**TASK STATEMENT**: Reproduce every entry that follows word for word, but omit the images.

**INPUT**:

------

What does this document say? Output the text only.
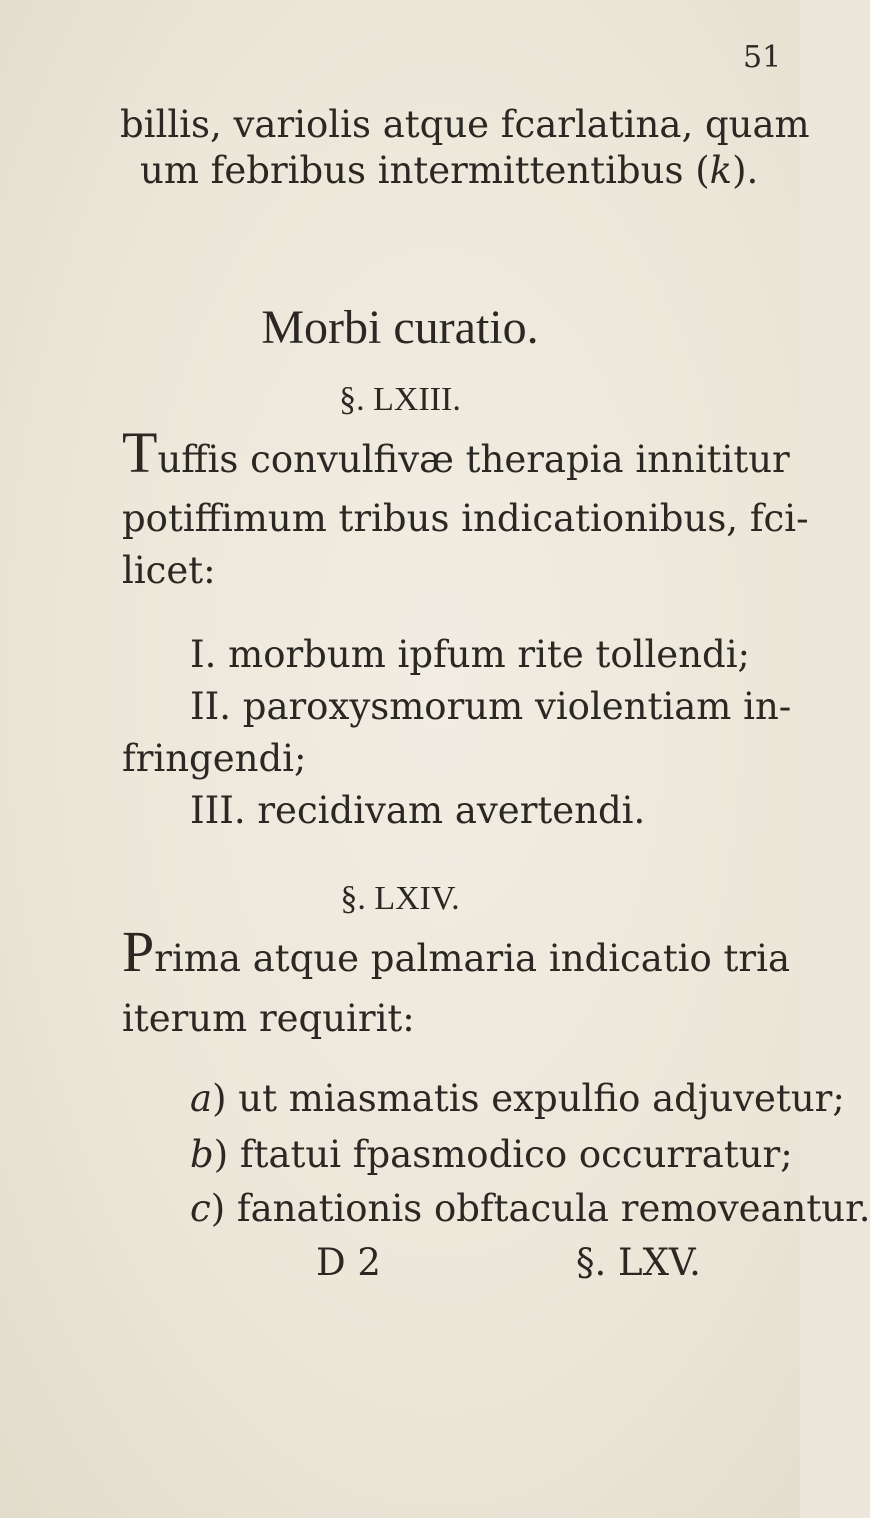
51
billis, variolis atque fcarlatina, quam
um febribus intermittentibus (k).
Morbi curatio.
§. LXIII.
Tuffis convulfivæ therapia innititur
potiffimum tribus indicationibus, fci-
licet:
I. morbum ipfum rite tollendi;
II. paroxysmorum violentiam in-
fringendi;
III. recidivam avertendi.
§. LXIV.
Prima atque palmaria indicatio tria
iterum requirit:
a) ut miasmatis expulfio adjuvetur;
b) ftatui fpasmodico occurratur;
c) fanationis obftacula removeantur.
D 2	§. LXV.
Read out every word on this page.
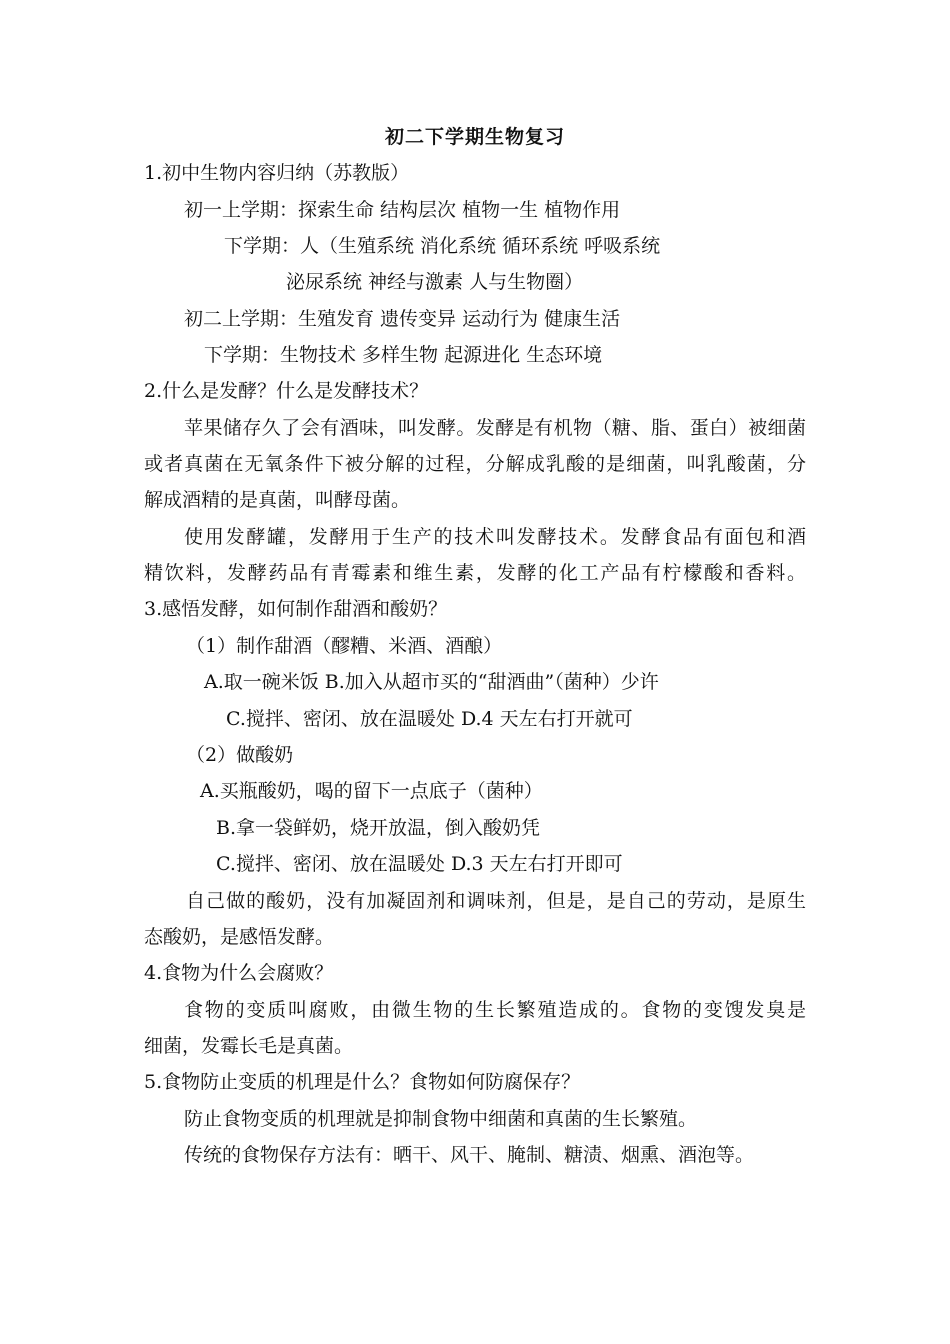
初二下学期生物复习
1.初中生物内容归纳（苏教版）
初一上学期：探索生命 结构层次 植物一生 植物作用
下学期：人（生殖系统 消化系统 循环系统 呼吸系统
泌尿系统 神经与激素 人与生物圈）
初二上学期：生殖发育 遗传变异 运动行为 健康生活
下学期：生物技术 多样生物 起源进化 生态环境
2.什么是发酵？什么是发酵技术？
苹果储存久了会有酒味，叫发酵。发酵是有机物（糖、脂、蛋白）被细菌
或者真菌在无氧条件下被分解的过程，分解成乳酸的是细菌，叫乳酸菌，分
解成酒精的是真菌，叫酵母菌。
使用发酵罐，发酵用于生产的技术叫发酵技术。发酵食品有面包和酒
精饮料，发酵药品有青霉素和维生素，发酵的化工产品有柠檬酸和香料。
3.感悟发酵，如何制作甜酒和酸奶？
（1）制作甜酒（醪糟、米酒、酒酿）
A.取一碗米饭 B.加入从超市买的“甜酒曲”（菌种）少许
C.搅拌、密闭、放在温暖处 D.4 天左右打开就可
（2）做酸奶
A.买瓶酸奶，喝的留下一点底子（菌种）
B.拿一袋鲜奶，烧开放温，倒入酸奶凭
C.搅拌、密闭、放在温暖处 D.3 天左右打开即可
自己做的酸奶，没有加凝固剂和调味剂，但是，是自己的劳动，是原生
态酸奶，是感悟发酵。
4.食物为什么会腐败？
食物的变质叫腐败，由微生物的生长繁殖造成的。食物的变馊发臭是
细菌，发霉长毛是真菌。
5.食物防止变质的机理是什么？食物如何防腐保存？
防止食物变质的机理就是抑制食物中细菌和真菌的生长繁殖。
传统的食物保存方法有：晒干、风干、腌制、糖渍、烟熏、酒泡等。
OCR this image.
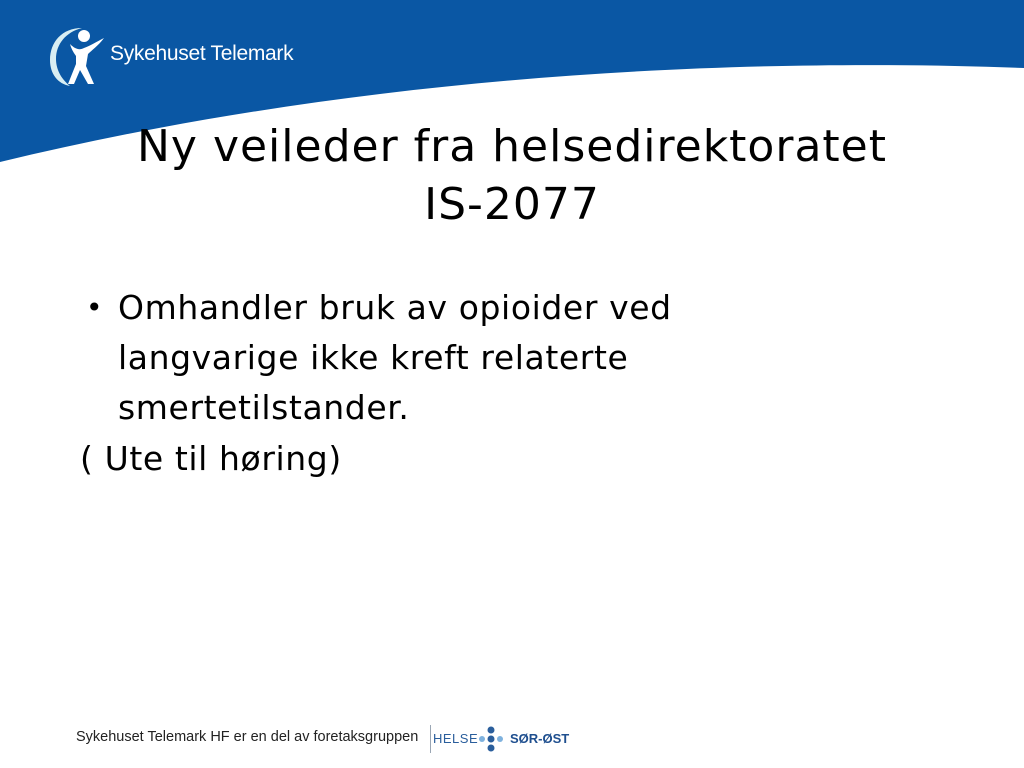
Sykehuset Telemark
Ny veileder fra helsedirektoratet
IS-2077
• Omhandler bruk av opioider ved
langvarige ikke kreft relaterte
smertetilstander.
( Ute til høring)
Sykehuset Telemark HF er en del av foretaksgruppen HELSE SØR-ØST
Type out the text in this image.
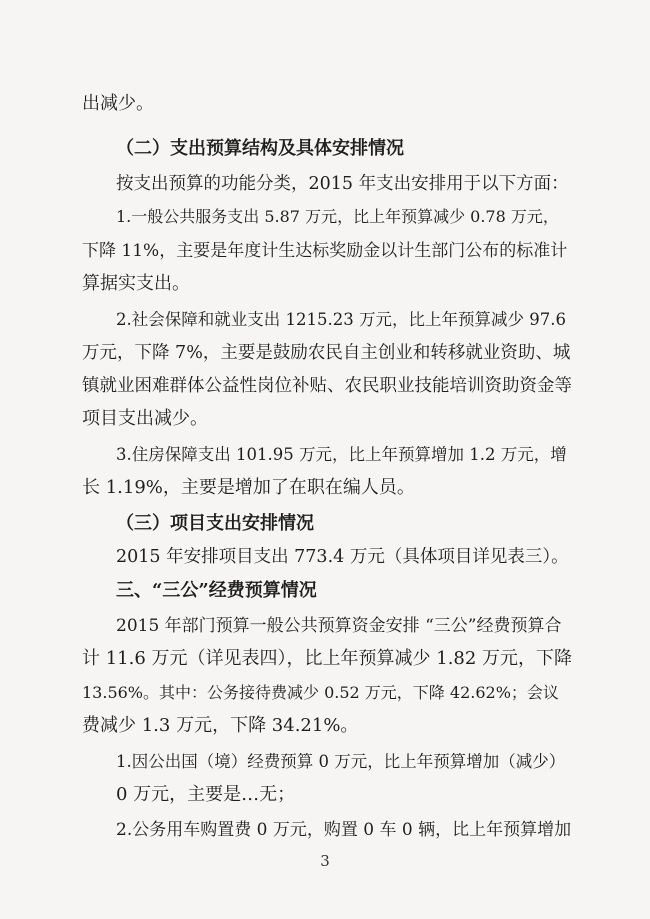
出减少。

（二）支出预算结构及具体安排情况

按支出预算的功能分类，2015 年支出安排用于以下方面：

1.一般公共服务支出 5.87 万元，比上年预算减少 0.78 万元，

下降 11%，主要是年度计生达标奖励金以计生部门公布的标准计

算据实支出。

2.社会保障和就业支出 1215.23 万元，比上年预算减少 97.6

万元，下降 7%，主要是鼓励农民自主创业和转移就业资助、城

镇就业困难群体公益性岗位补贴、农民职业技能培训资助资金等

项目支出减少。

3.住房保障支出 101.95 万元，比上年预算增加 1.2 万元，增

长 1.19%，主要是增加了在职在编人员。

（三）项目支出安排情况

2015 年安排项目支出 773.4 万元（具体项目详见表三）。

三、“三公”经费预算情况

2015 年部门预算一般公共预算资金安排 “三公”经费预算合

计 11.6 万元（详见表四），比上年预算减少 1.82 万元，下降

13.56%。其中：公务接待费减少 0.52 万元，下降 42.62%；会议

费减少 1.3 万元，下降 34.21%。

1.因公出国（境）经费预算 0 万元，比上年预算增加（减少）

0 万元，主要是…无；

2.公务用车购置费 0 万元，购置 0 车 0 辆，比上年预算增加

3
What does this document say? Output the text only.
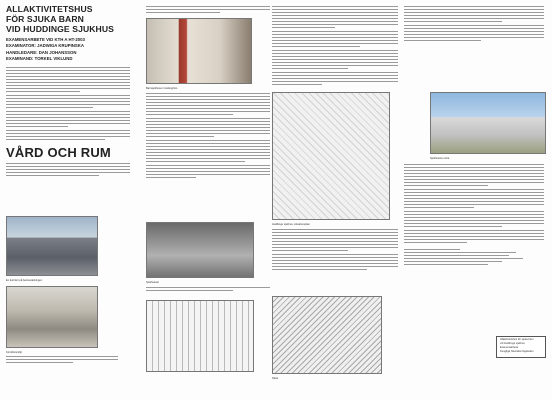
ALLAKTIVITETSHUS
FÖR SJUKA BARN
VID HUDDINGE SJUKHUS
EXAMENSARBETE VID KTH A HT-2003
EXAMINATOR: JADWIGA KRUPINSKA
HANDLEDARE: DAN JOHANSSON
EXAMINAND: TORKEL VIKLUND
VÅRD OCH RUM
En korridor på barnavdelningen
Korridorsmiljö
Barnsjukhuset i Helsingfors
Sjukhussal
Huddinge sjukhus, situationsplan
Skiss
Sjukhusets entré
Allaktivitetshus för sjuka barn
vid Huddinge sjukhus
Examensarbete
Kungliga Tekniska högskolan
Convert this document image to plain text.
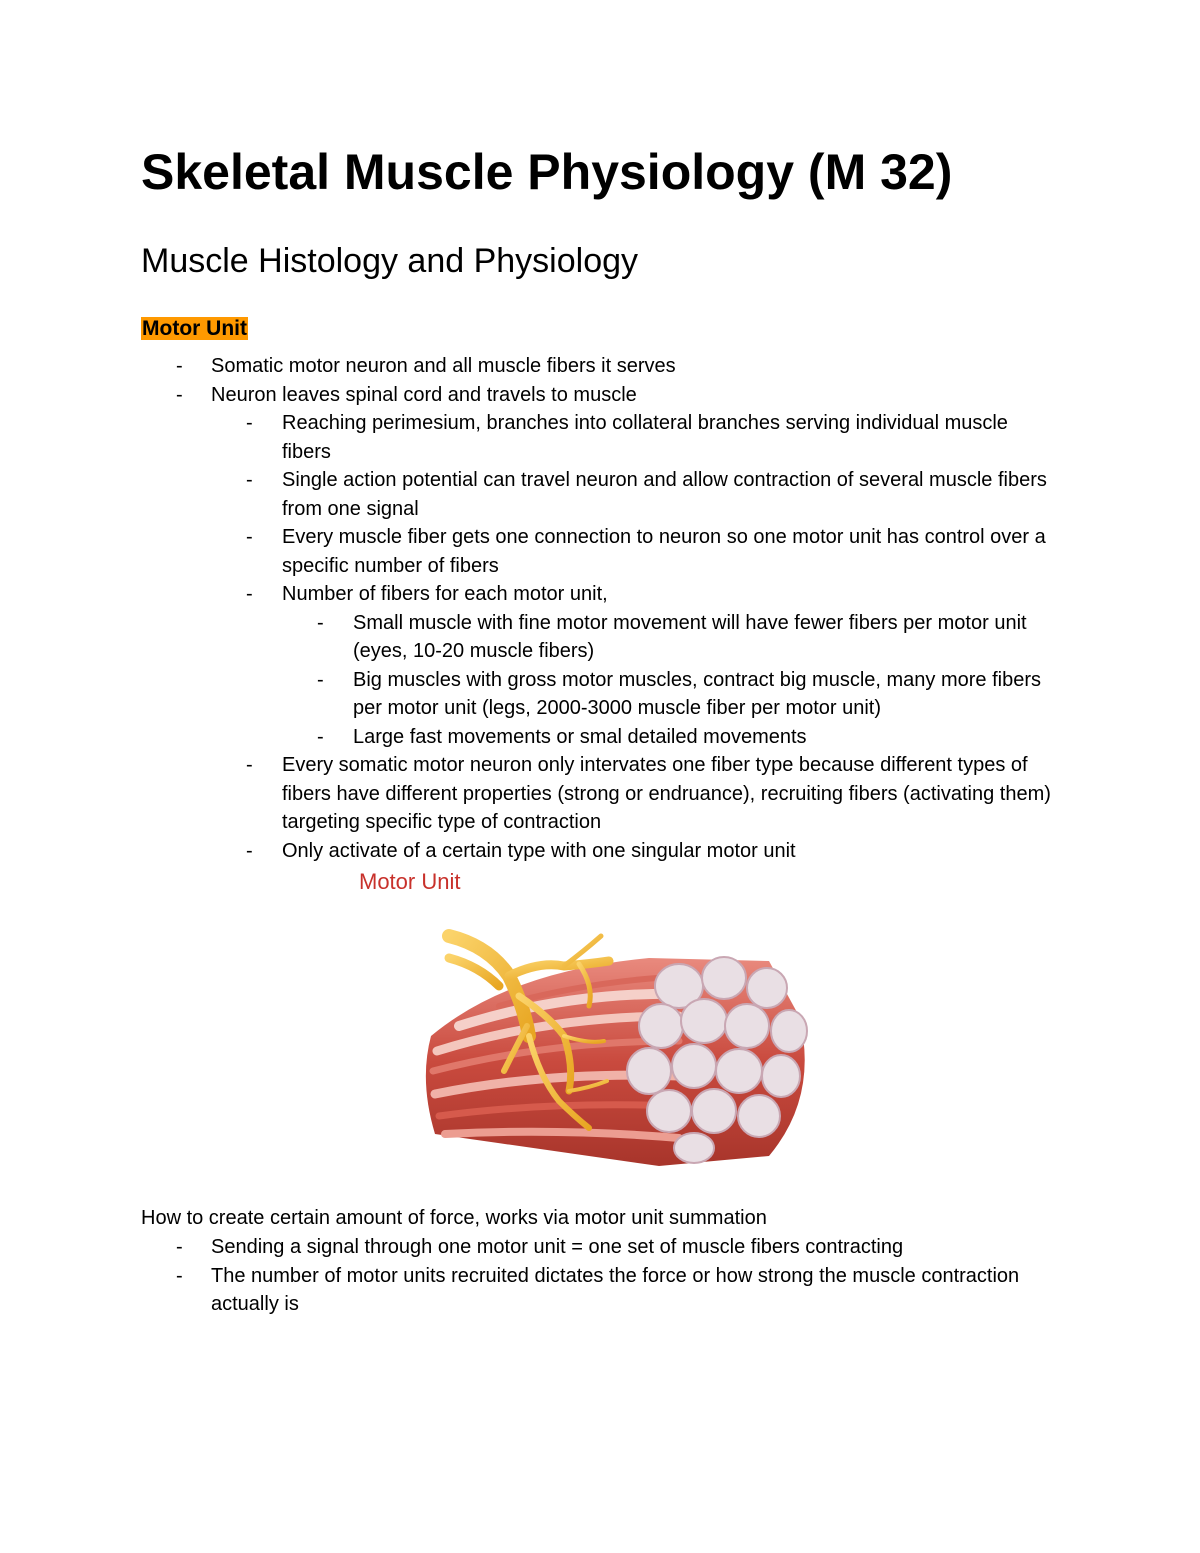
Skeletal Muscle Physiology (M 32)
Muscle Histology and Physiology
Motor Unit
-	Somatic motor neuron and all muscle fibers it serves
-	Neuron leaves spinal cord and travels to muscle
-	Reaching perimesium, branches into collateral branches serving individual muscle fibers
-	Single action potential can travel neuron and allow contraction of several muscle fibers from one signal
-	Every muscle fiber gets one connection to neuron so one motor unit has control over a specific number of fibers
-	Number of fibers for each motor unit,
-	Small muscle with fine motor movement will have fewer fibers per motor unit (eyes, 10-20 muscle fibers)
-	Big muscles with gross motor muscles, contract big muscle, many more fibers per motor unit (legs, 2000-3000 muscle fiber per motor unit)
-	Large fast movements or smal detailed movements
-	Every somatic motor neuron only intervates one fiber type because different types of fibers have different properties (strong or endruance), recruiting fibers (activating them) targeting specific type of contraction
-	Only activate of a certain type with one singular motor unit

Motor Unit

How to create certain amount of force, works via motor unit summation

-	Sending a signal through one motor unit = one set of muscle fibers contracting
-	The number of motor units recruited dictates the force or how strong the muscle contraction actually is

------

**WRITTEN SOLUTION**:
What does this document say? Output the text only.
51
billis, variolis atque fcarlatina, quam
um febribus intermittentibus (k).
Morbi curatio.
§. LXIII.
Tuffis convulfivæ therapia innititur
potiffimum tribus indicationibus, fci-
licet:
I. morbum ipfum rite tollendi;
II. paroxysmorum violentiam in-
fringendi;
III. recidivam avertendi.
§. LXIV.
Prima atque palmaria indicatio tria
iterum requirit:
a) ut miasmatis expulfio adjuvetur;
b) ftatui fpasmodico occurratur;
c) fanationis obftacula removeantur.
D 2	§. LXV.
Read out every word on this page.
初二下学期生物复习
1.初中生物内容归纳（苏教版）
初一上学期：探索生命 结构层次 植物一生 植物作用
下学期：人（生殖系统 消化系统 循环系统 呼吸系统
泌尿系统 神经与激素 人与生物圈）
初二上学期：生殖发育 遗传变异 运动行为 健康生活
下学期：生物技术 多样生物 起源进化 生态环境
2.什么是发酵？什么是发酵技术？
苹果储存久了会有酒味，叫发酵。发酵是有机物（糖、脂、蛋白）被细菌
或者真菌在无氧条件下被分解的过程，分解成乳酸的是细菌，叫乳酸菌，分
解成酒精的是真菌，叫酵母菌。
使用发酵罐，发酵用于生产的技术叫发酵技术。发酵食品有面包和酒
精饮料，发酵药品有青霉素和维生素，发酵的化工产品有柠檬酸和香料。
3.感悟发酵，如何制作甜酒和酸奶？
（1）制作甜酒（醪糟、米酒、酒酿）
A.取一碗米饭 B.加入从超市买的“甜酒曲”（菌种）少许
C.搅拌、密闭、放在温暖处 D.4 天左右打开就可
（2）做酸奶
A.买瓶酸奶，喝的留下一点底子（菌种）
B.拿一袋鲜奶，烧开放温，倒入酸奶凭
C.搅拌、密闭、放在温暖处 D.3 天左右打开即可
自己做的酸奶，没有加凝固剂和调味剂，但是，是自己的劳动，是原生
态酸奶，是感悟发酵。
4.食物为什么会腐败？
食物的变质叫腐败，由微生物的生长繁殖造成的。食物的变馊发臭是
细菌，发霉长毛是真菌。
5.食物防止变质的机理是什么？食物如何防腐保存？
防止食物变质的机理就是抑制食物中细菌和真菌的生长繁殖。
传统的食物保存方法有：晒干、风干、腌制、糖渍、烟熏、酒泡等。
OCR this image.
Sykehuset Telemark
Ny veileder fra helsedirektoratet
IS-2077
• Omhandler bruk av opioider ved
langvarige ikke kreft relaterte
smertetilstander.
( Ute til høring)
Sykehuset Telemark HF er en del av foretaksgruppen HELSE SØR-ØST
Type out the text in this image.
出减少。

（二）支出预算结构及具体安排情况

按支出预算的功能分类，2015 年支出安排用于以下方面：

1.一般公共服务支出 5.87 万元，比上年预算减少 0.78 万元，

下降 11%，主要是年度计生达标奖励金以计生部门公布的标准计

算据实支出。

2.社会保障和就业支出 1215.23 万元，比上年预算减少 97.6

万元，下降 7%，主要是鼓励农民自主创业和转移就业资助、城

镇就业困难群体公益性岗位补贴、农民职业技能培训资助资金等

项目支出减少。

3.住房保障支出 101.95 万元，比上年预算增加 1.2 万元，增

长 1.19%，主要是增加了在职在编人员。

（三）项目支出安排情况

2015 年安排项目支出 773.4 万元（具体项目详见表三）。

三、“三公”经费预算情况

2015 年部门预算一般公共预算资金安排 “三公”经费预算合

计 11.6 万元（详见表四），比上年预算减少 1.82 万元，下降

13.56%。其中：公务接待费减少 0.52 万元，下降 42.62%；会议

费减少 1.3 万元，下降 34.21%。

1.因公出国（境）经费预算 0 万元，比上年预算增加（减少）

0 万元，主要是…无；

2.公务用车购置费 0 万元，购置 0 车 0 辆，比上年预算增加

3
What does this document say? Output the text only.
ALLAKTIVITETSHUS
FÖR SJUKA BARN
VID HUDDINGE SJUKHUS
EXAMENSARBETE VID KTH A HT-2003
EXAMINATOR: JADWIGA KRUPINSKA
HANDLEDARE: DAN JOHANSSON
EXAMINAND: TORKEL VIKLUND
VÅRD OCH RUM
En korridor på barnavdelningen
Korridorsmiljö
Barnsjukhuset i Helsingfors
Sjukhussal
Huddinge sjukhus, situationsplan
Skiss
Sjukhusets entré
Allaktivitetshus för sjuka barn
vid Huddinge sjukhus
Examensarbete
Kungliga Tekniska högskolan
Convert this document image to plain text.
Skeletal Muscle Physiology (M 32)
Muscle Histology and Physiology
Motor Unit
-	Somatic motor neuron and all muscle fibers it serves
-	Neuron leaves spinal cord and travels to muscle
-	Reaching perimesium, branches into collateral branches serving individual muscle fibers
-	Single action potential can travel neuron and allow contraction of several muscle fibers from one signal
-	Every muscle fiber gets one connection to neuron so one motor unit has control over a specific number of fibers
-	Number of fibers for each motor unit,
-	Small muscle with fine motor movement will have fewer fibers per motor unit (eyes, 10-20 muscle fibers)
-	Big muscles with gross motor muscles, contract big muscle, many more fibers per motor unit (legs, 2000-3000 muscle fiber per motor unit)
-	Large fast movements or smal detailed movements
-	Every somatic motor neuron only intervates one fiber type because different types of fibers have different properties (strong or endruance), recruiting fibers (activating them) targeting specific type of contraction
-	Only activate of a certain type with one singular motor unit

Motor Unit

How to create certain amount of force, works via motor unit summation

-	Sending a signal through one motor unit = one set of muscle fibers contracting
-	The number of motor units recruited dictates the force or how strong the muscle contraction actually is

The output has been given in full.